▸ **Given exercise**
Determine how many lines contain the string "Bishop", then reply with that figure only.

[Collected data entries]
--------

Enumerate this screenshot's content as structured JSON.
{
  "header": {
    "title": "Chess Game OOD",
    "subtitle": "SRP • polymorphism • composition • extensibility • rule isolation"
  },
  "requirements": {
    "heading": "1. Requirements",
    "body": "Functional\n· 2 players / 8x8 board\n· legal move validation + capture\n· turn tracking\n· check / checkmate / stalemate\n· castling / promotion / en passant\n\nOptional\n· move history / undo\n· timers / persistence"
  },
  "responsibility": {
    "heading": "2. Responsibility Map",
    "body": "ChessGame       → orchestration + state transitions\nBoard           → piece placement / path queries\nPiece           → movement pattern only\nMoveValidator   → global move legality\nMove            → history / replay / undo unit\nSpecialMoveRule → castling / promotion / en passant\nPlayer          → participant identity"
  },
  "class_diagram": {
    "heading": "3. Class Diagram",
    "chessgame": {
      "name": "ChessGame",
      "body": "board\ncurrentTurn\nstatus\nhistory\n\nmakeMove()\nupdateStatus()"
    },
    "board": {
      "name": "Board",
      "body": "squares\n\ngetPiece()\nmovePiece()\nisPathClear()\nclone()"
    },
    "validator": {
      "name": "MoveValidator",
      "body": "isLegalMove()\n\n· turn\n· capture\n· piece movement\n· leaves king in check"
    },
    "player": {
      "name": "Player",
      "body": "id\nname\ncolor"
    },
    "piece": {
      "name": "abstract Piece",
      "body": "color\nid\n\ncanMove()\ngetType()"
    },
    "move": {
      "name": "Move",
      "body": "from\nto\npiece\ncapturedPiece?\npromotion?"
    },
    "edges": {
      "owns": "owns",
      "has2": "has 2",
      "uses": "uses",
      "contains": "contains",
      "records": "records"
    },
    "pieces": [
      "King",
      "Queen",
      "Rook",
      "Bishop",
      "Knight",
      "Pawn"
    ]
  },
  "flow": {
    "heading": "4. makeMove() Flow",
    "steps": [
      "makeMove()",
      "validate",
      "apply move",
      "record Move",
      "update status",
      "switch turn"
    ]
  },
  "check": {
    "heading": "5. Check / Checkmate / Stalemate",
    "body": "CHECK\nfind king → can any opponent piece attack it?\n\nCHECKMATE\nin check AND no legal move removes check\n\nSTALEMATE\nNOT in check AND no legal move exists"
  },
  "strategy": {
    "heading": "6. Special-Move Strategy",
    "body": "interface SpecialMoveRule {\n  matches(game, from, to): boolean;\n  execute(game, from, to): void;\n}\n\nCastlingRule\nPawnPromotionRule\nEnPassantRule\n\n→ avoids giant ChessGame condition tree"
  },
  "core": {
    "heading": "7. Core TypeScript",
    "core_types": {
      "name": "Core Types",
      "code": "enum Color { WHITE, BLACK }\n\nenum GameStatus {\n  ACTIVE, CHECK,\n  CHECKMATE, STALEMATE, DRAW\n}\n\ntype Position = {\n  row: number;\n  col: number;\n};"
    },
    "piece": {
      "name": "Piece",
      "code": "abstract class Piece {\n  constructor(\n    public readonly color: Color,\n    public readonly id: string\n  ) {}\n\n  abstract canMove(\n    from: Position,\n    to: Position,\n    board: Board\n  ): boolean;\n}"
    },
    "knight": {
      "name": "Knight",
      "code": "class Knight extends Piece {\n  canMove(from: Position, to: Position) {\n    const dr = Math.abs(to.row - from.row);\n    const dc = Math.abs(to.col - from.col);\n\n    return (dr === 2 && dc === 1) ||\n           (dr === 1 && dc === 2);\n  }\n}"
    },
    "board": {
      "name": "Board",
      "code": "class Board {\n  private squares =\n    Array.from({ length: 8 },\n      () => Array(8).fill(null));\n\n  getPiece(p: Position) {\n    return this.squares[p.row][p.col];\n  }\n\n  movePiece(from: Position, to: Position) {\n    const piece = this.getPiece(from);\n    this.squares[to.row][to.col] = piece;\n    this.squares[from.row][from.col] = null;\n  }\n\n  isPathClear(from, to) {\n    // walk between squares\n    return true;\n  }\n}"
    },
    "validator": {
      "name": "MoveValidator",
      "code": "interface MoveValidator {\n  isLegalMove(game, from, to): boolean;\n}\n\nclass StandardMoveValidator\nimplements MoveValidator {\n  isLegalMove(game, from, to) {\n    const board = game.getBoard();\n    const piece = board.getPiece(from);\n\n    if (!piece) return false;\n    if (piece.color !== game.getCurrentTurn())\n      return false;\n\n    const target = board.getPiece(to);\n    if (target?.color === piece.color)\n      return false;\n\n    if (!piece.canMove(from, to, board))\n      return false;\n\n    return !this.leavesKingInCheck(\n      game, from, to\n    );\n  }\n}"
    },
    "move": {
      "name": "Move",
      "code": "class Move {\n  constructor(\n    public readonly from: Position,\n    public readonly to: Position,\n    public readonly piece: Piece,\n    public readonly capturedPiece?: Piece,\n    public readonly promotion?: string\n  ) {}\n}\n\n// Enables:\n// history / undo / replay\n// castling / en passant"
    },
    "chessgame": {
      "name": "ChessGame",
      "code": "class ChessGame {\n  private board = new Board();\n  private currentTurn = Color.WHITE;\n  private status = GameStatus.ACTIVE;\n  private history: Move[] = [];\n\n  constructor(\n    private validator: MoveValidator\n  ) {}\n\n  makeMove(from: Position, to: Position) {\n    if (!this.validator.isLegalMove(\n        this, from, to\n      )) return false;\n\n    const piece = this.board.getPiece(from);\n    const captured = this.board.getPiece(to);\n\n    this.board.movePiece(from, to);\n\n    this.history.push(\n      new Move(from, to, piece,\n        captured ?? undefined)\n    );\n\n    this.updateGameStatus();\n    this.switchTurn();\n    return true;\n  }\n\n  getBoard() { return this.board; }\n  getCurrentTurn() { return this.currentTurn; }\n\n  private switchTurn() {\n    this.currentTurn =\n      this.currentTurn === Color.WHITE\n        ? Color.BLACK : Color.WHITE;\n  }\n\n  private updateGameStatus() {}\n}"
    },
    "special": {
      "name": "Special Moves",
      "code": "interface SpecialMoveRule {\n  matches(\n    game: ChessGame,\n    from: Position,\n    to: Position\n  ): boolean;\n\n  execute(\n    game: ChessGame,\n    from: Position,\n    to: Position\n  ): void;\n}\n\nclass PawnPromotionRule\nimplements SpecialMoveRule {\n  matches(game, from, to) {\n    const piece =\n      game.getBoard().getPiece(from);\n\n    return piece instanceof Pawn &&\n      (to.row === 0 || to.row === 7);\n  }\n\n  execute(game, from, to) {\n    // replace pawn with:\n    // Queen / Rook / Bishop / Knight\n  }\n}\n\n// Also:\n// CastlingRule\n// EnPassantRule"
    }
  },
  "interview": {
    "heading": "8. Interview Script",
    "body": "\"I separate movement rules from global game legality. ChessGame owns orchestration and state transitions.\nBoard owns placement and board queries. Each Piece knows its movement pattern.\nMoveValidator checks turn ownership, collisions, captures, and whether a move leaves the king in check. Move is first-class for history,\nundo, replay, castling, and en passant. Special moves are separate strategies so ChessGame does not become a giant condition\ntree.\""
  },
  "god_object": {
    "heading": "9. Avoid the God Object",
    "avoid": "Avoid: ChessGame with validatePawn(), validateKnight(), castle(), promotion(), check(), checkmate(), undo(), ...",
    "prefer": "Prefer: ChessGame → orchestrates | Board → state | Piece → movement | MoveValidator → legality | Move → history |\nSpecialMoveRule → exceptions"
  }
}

--------

▸ **Solution**
2